*Task directions*:
Output each line of the material exactly as it stands.

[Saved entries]

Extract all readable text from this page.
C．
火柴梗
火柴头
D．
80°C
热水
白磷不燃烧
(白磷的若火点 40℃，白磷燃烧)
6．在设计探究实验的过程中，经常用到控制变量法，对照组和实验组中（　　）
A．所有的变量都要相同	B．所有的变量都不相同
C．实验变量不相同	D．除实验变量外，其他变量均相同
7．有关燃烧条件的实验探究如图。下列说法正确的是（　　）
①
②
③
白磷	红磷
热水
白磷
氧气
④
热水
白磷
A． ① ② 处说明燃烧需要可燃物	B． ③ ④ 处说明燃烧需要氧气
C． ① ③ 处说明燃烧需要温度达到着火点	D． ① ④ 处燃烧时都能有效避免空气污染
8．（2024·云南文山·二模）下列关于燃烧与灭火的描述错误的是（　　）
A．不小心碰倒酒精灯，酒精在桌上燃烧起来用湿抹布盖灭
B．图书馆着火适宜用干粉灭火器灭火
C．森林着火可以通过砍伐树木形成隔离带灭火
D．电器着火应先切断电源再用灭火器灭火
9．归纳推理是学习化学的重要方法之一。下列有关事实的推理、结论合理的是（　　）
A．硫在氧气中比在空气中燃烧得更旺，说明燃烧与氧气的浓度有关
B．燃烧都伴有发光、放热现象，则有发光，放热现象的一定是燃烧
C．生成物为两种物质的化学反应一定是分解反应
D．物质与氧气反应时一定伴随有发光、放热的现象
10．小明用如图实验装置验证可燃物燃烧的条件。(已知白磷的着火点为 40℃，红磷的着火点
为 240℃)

*Complete response*:
Extract all readable text from this page.
C．
火柴梗
火柴头
D．
80°C
热水
白磷不燃烧
(白磷的若火点 40℃，白磷燃烧)
6．在设计探究实验的过程中，经常用到控制变量法，对照组和实验组中（　　）
A．所有的变量都要相同	B．所有的变量都不相同
C．实验变量不相同	D．除实验变量外，其他变量均相同
7．有关燃烧条件的实验探究如图。下列说法正确的是（　　）
①
②
③
白磷	红磷
热水
白磷
氧气
④
热水
白磷
A． ① ② 处说明燃烧需要可燃物	B． ③ ④ 处说明燃烧需要氧气
C． ① ③ 处说明燃烧需要温度达到着火点	D． ① ④ 处燃烧时都能有效避免空气污染
8．（2024·云南文山·二模）下列关于燃烧与灭火的描述错误的是（　　）
A．不小心碰倒酒精灯，酒精在桌上燃烧起来用湿抹布盖灭
B．图书馆着火适宜用干粉灭火器灭火
C．森林着火可以通过砍伐树木形成隔离带灭火
D．电器着火应先切断电源再用灭火器灭火
9．归纳推理是学习化学的重要方法之一。下列有关事实的推理、结论合理的是（　　）
A．硫在氧气中比在空气中燃烧得更旺，说明燃烧与氧气的浓度有关
B．燃烧都伴有发光、放热现象，则有发光，放热现象的一定是燃烧
C．生成物为两种物质的化学反应一定是分解反应
D．物质与氧气反应时一定伴随有发光、放热的现象
10．小明用如图实验装置验证可燃物燃烧的条件。(已知白磷的着火点为 40℃，红磷的着火点
为 240℃)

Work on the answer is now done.